** Start Material shown **

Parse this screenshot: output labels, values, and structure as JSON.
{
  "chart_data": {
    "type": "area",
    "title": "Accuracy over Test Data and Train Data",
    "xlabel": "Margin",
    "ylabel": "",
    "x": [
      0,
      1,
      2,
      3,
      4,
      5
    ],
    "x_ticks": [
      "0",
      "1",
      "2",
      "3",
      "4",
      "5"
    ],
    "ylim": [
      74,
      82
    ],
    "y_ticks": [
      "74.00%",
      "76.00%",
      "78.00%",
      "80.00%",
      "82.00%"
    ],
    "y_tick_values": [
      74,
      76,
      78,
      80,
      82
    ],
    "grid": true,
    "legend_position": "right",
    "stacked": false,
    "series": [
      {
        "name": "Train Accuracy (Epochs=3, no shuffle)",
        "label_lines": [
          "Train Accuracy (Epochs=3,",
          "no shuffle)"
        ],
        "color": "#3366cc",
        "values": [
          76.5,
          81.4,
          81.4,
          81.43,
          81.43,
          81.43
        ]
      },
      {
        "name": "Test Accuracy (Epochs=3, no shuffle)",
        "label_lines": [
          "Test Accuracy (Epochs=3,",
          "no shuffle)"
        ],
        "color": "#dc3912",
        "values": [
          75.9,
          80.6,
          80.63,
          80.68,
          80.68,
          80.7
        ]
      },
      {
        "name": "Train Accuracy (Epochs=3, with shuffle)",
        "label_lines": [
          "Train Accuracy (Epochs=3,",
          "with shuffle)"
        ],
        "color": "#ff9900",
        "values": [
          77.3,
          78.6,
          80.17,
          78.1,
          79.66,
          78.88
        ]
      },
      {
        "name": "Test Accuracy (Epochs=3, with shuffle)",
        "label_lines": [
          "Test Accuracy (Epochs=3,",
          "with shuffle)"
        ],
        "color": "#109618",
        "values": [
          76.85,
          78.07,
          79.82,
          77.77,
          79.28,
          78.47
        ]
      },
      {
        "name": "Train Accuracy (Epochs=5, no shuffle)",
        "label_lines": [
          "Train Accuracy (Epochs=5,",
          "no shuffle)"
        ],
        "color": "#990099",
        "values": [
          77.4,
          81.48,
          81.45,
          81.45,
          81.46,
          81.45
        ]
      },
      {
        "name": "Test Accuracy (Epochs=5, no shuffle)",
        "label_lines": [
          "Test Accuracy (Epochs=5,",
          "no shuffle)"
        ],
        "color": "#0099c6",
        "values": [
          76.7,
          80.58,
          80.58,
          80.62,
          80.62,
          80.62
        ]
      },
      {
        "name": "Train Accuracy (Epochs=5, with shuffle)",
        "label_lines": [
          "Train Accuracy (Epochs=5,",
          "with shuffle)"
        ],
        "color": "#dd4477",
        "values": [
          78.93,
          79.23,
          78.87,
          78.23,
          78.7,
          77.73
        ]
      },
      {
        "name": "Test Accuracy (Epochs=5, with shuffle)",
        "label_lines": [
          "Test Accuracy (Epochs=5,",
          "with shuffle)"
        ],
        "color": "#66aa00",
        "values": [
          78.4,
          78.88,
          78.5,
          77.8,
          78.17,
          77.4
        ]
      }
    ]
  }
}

** End Material shown **

**Your goal:** All entries must be repeated verbatim.

**Output below:**
Parse this screenshot: output labels, values, and structure as JSON.
{
  "chart_data": {
    "type": "area",
    "title": "Accuracy over Test Data and Train Data",
    "xlabel": "Margin",
    "ylabel": "",
    "x": [
      0,
      1,
      2,
      3,
      4,
      5
    ],
    "x_ticks": [
      "0",
      "1",
      "2",
      "3",
      "4",
      "5"
    ],
    "ylim": [
      74,
      82
    ],
    "y_ticks": [
      "74.00%",
      "76.00%",
      "78.00%",
      "80.00%",
      "82.00%"
    ],
    "y_tick_values": [
      74,
      76,
      78,
      80,
      82
    ],
    "grid": true,
    "legend_position": "right",
    "stacked": false,
    "series": [
      {
        "name": "Train Accuracy (Epochs=3, no shuffle)",
        "label_lines": [
          "Train Accuracy (Epochs=3,",
          "no shuffle)"
        ],
        "color": "#3366cc",
        "values": [
          76.5,
          81.4,
          81.4,
          81.43,
          81.43,
          81.43
        ]
      },
      {
        "name": "Test Accuracy (Epochs=3, no shuffle)",
        "label_lines": [
          "Test Accuracy (Epochs=3,",
          "no shuffle)"
        ],
        "color": "#dc3912",
        "values": [
          75.9,
          80.6,
          80.63,
          80.68,
          80.68,
          80.7
        ]
      },
      {
        "name": "Train Accuracy (Epochs=3, with shuffle)",
        "label_lines": [
          "Train Accuracy (Epochs=3,",
          "with shuffle)"
        ],
        "color": "#ff9900",
        "values": [
          77.3,
          78.6,
          80.17,
          78.1,
          79.66,
          78.88
        ]
      },
      {
        "name": "Test Accuracy (Epochs=3, with shuffle)",
        "label_lines": [
          "Test Accuracy (Epochs=3,",
          "with shuffle)"
        ],
        "color": "#109618",
        "values": [
          76.85,
          78.07,
          79.82,
          77.77,
          79.28,
          78.47
        ]
      },
      {
        "name": "Train Accuracy (Epochs=5, no shuffle)",
        "label_lines": [
          "Train Accuracy (Epochs=5,",
          "no shuffle)"
        ],
        "color": "#990099",
        "values": [
          77.4,
          81.48,
          81.45,
          81.45,
          81.46,
          81.45
        ]
      },
      {
        "name": "Test Accuracy (Epochs=5, no shuffle)",
        "label_lines": [
          "Test Accuracy (Epochs=5,",
          "no shuffle)"
        ],
        "color": "#0099c6",
        "values": [
          76.7,
          80.58,
          80.58,
          80.62,
          80.62,
          80.62
        ]
      },
      {
        "name": "Train Accuracy (Epochs=5, with shuffle)",
        "label_lines": [
          "Train Accuracy (Epochs=5,",
          "with shuffle)"
        ],
        "color": "#dd4477",
        "values": [
          78.93,
          79.23,
          78.87,
          78.23,
          78.7,
          77.73
        ]
      },
      {
        "name": "Test Accuracy (Epochs=5, with shuffle)",
        "label_lines": [
          "Test Accuracy (Epochs=5,",
          "with shuffle)"
        ],
        "color": "#66aa00",
        "values": [
          78.4,
          78.88,
          78.5,
          77.8,
          78.17,
          77.4
        ]
      }
    ]
  }
}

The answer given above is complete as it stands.